• 選択本文
明末中國佛教の研究 359

彼が三十二歳のとき天台学に私淑する以前であると見ても、あるいはそれ以後と見ても、いずれにしても禅者としての立場は、変らないと言い得る。しかしながら、智旭は種々な点で、従来の中国の禅者と異なった立場にある。祖師禅の禅者はいわゆる話頭公案の禅修行に従事する以外に経典を研読するが、『般若心経』・『金剛般若経』・『楞伽経』など極少数のものであり、智旭のように天台教観を禅宗に導入するということは、当時の伝統的禅者には絶対に不可能なことであった。智旭は天台に私淑する前にも、すなわち、三十歳頃に著わした『白牛十頌』において、すでに天台学の円教修証の六卽(1)を用いて禅宗の十牛図に配置して解釈し、かつ禅宗の十牛図を『法華経』の大白牛車喩の唯一乗思想としている(2)。

要素領域の一覧
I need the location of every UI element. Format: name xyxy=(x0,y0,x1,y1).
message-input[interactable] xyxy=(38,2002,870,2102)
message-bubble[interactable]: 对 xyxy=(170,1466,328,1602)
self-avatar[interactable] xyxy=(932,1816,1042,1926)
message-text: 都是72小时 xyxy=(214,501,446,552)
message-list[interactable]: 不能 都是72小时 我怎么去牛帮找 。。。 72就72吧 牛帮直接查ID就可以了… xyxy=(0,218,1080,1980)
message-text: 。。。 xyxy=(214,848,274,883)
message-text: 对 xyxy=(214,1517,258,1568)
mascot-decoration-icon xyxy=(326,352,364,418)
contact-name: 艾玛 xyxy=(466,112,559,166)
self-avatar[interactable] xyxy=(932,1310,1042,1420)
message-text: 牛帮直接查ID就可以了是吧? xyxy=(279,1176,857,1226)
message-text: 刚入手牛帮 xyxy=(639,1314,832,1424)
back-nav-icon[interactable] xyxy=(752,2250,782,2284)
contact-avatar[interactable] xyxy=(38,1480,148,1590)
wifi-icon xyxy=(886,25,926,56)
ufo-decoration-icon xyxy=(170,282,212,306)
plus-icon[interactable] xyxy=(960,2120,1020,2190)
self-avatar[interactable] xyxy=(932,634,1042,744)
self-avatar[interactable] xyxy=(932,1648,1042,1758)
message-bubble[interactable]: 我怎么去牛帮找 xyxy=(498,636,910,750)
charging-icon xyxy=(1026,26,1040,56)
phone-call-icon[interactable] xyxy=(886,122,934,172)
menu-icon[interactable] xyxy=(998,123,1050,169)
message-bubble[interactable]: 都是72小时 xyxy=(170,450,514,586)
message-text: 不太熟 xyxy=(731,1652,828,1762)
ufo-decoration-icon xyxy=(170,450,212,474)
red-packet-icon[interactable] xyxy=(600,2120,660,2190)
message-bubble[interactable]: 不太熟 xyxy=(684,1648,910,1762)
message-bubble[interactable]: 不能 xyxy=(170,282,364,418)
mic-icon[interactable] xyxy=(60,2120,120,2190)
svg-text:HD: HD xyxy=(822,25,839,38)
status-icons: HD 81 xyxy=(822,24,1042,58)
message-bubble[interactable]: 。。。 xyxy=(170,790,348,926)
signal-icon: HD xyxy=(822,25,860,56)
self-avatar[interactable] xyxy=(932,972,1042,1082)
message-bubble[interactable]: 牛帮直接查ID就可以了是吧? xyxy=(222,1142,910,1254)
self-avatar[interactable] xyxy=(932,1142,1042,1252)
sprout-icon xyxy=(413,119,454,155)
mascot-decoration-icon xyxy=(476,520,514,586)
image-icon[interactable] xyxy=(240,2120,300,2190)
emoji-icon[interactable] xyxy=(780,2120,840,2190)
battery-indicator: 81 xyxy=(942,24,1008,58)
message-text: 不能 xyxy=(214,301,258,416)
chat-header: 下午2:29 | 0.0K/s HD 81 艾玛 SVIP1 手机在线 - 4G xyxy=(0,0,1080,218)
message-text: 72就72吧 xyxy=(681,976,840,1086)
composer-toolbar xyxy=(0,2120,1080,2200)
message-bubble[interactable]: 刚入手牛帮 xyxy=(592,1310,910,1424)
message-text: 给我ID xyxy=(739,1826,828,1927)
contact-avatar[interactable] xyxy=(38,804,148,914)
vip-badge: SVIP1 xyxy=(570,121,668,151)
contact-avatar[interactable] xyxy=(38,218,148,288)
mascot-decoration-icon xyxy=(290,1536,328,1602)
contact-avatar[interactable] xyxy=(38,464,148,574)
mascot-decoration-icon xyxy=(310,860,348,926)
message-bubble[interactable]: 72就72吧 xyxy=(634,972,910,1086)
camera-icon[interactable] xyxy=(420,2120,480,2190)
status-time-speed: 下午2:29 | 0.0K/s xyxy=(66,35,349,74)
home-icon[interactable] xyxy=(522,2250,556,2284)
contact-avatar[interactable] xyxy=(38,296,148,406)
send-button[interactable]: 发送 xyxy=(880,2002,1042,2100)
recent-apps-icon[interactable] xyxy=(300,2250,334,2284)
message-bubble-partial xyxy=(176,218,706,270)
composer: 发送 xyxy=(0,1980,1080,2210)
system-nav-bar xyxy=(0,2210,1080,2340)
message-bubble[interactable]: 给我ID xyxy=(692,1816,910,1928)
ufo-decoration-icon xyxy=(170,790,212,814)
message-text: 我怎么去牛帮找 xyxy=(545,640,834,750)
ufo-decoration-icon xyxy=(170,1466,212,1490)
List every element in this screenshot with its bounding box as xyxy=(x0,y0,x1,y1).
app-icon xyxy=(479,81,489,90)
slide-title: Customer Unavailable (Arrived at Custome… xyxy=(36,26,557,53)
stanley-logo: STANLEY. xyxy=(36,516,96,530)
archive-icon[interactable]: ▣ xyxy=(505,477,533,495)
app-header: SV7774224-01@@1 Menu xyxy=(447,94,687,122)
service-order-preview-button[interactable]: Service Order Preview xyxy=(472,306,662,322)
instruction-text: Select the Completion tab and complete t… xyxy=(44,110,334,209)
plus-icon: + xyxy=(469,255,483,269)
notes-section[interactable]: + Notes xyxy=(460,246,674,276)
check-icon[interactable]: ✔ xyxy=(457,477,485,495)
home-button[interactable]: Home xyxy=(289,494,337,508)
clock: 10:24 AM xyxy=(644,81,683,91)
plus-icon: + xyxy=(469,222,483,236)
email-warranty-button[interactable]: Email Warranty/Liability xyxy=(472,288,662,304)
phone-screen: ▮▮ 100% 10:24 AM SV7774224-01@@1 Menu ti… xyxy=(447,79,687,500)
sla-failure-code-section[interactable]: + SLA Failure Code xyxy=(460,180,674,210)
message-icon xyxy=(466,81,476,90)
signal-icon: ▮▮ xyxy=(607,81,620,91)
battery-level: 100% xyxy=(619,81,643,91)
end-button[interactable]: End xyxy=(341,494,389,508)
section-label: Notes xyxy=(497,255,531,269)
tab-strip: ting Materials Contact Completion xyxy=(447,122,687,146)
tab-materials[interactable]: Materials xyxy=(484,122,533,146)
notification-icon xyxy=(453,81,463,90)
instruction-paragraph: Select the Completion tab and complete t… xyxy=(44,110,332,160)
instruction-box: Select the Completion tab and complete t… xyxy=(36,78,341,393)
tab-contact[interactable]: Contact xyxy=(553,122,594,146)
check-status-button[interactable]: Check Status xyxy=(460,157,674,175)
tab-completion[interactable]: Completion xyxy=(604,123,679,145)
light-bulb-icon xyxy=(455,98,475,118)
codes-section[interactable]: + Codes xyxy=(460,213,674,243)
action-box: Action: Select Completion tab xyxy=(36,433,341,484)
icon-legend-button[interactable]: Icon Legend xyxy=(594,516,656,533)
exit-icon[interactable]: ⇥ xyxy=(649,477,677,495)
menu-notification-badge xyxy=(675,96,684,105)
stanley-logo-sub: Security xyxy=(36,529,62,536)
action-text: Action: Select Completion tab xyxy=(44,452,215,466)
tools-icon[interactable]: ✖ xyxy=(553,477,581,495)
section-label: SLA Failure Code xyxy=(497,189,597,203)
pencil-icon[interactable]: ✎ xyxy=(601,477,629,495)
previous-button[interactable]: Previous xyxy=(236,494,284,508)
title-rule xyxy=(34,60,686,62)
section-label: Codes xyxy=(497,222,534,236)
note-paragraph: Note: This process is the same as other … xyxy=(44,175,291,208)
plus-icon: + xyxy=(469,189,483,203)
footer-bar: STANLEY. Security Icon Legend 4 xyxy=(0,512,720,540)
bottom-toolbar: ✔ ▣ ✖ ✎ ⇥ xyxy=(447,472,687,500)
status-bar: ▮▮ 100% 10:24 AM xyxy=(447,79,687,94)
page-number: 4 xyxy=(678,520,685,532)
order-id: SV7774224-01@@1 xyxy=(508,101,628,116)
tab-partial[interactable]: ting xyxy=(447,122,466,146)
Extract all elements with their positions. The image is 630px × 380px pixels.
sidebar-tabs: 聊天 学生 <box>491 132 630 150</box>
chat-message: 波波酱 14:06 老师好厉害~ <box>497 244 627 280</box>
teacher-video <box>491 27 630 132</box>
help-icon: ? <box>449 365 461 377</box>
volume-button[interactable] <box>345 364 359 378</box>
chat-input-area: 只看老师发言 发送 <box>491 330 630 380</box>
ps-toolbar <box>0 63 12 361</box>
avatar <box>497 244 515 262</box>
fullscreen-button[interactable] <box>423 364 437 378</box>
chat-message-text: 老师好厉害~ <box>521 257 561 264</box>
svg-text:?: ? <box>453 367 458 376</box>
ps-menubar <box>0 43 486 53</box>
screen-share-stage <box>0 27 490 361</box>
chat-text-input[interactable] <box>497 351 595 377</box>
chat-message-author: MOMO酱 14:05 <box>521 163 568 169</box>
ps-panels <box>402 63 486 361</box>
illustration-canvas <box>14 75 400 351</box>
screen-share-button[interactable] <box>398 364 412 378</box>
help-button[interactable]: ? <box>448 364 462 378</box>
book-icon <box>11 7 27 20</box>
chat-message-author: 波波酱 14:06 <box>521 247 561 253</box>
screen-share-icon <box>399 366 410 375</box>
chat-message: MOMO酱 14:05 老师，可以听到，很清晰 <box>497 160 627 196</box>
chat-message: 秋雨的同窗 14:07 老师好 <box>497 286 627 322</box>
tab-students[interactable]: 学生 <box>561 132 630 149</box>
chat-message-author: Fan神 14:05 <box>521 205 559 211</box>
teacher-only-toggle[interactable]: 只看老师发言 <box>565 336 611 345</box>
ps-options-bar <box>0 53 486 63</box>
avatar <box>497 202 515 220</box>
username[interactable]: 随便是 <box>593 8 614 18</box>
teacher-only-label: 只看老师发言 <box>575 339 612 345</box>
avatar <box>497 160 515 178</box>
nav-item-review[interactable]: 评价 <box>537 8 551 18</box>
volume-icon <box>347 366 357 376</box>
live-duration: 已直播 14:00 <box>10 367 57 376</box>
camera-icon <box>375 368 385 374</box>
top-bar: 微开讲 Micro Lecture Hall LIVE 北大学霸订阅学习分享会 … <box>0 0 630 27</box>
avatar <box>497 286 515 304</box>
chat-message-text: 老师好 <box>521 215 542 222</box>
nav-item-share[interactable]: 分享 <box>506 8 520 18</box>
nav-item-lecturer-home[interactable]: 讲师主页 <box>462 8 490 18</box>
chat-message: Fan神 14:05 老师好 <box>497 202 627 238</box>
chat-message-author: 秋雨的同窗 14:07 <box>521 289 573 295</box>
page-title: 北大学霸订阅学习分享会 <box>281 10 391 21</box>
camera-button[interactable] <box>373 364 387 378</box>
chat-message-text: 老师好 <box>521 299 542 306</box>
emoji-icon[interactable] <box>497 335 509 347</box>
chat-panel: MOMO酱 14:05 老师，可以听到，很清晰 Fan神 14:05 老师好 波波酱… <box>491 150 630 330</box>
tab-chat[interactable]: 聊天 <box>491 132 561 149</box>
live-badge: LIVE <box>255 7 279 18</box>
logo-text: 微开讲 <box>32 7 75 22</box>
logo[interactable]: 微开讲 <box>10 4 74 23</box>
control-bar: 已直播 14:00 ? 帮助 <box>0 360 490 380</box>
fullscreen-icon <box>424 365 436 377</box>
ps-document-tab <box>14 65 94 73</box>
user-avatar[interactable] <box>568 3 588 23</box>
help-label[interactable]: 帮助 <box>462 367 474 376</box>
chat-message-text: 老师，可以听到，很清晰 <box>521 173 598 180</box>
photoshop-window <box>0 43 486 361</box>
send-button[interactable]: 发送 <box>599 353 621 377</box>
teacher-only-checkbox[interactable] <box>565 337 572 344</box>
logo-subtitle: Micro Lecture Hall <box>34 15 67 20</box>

• 必須課題
智旭の禅と天台学を論じた本文を、その最後の文の後から書き継げ。

• 解答
戒律重視の禅思想


智旭が従来の中国の禅宗学者と異なるところは、また生活軌範においてもその特徴がみられる。祖師禅の修行者の生活軌範は、百丈懐海(七二〇ー八一四)の清規によって禅苑生活の規則とした。この清規はインド仏教の戒律条文に対して、中国の社会背景によってできた中国的僧団規則であり、インド伝来の戒律条文に対する禅宗の諸祖の態度は、否定的ではないが、生活実践の依拠としていない。これに対し、智旭は禅者の立場にありながらインド伝来の戒律を宣伝し、戒律を一切仏法の共同基盤であると強調したのである。彼は二十七歳より三十一歳までの四年間に、五百巻余にのぼる律蔵を三遍にわたり精読したが、三十歳の第二遍閲読終了の折には、すでに四冊の『毘尼事義集要』を作成し、戒律研究の成果を纒めている。そしてここで注意されることは、智旭の戒律思想は、禅宗の学者であっても、必ず戒律を受持すべきであると主張していることである。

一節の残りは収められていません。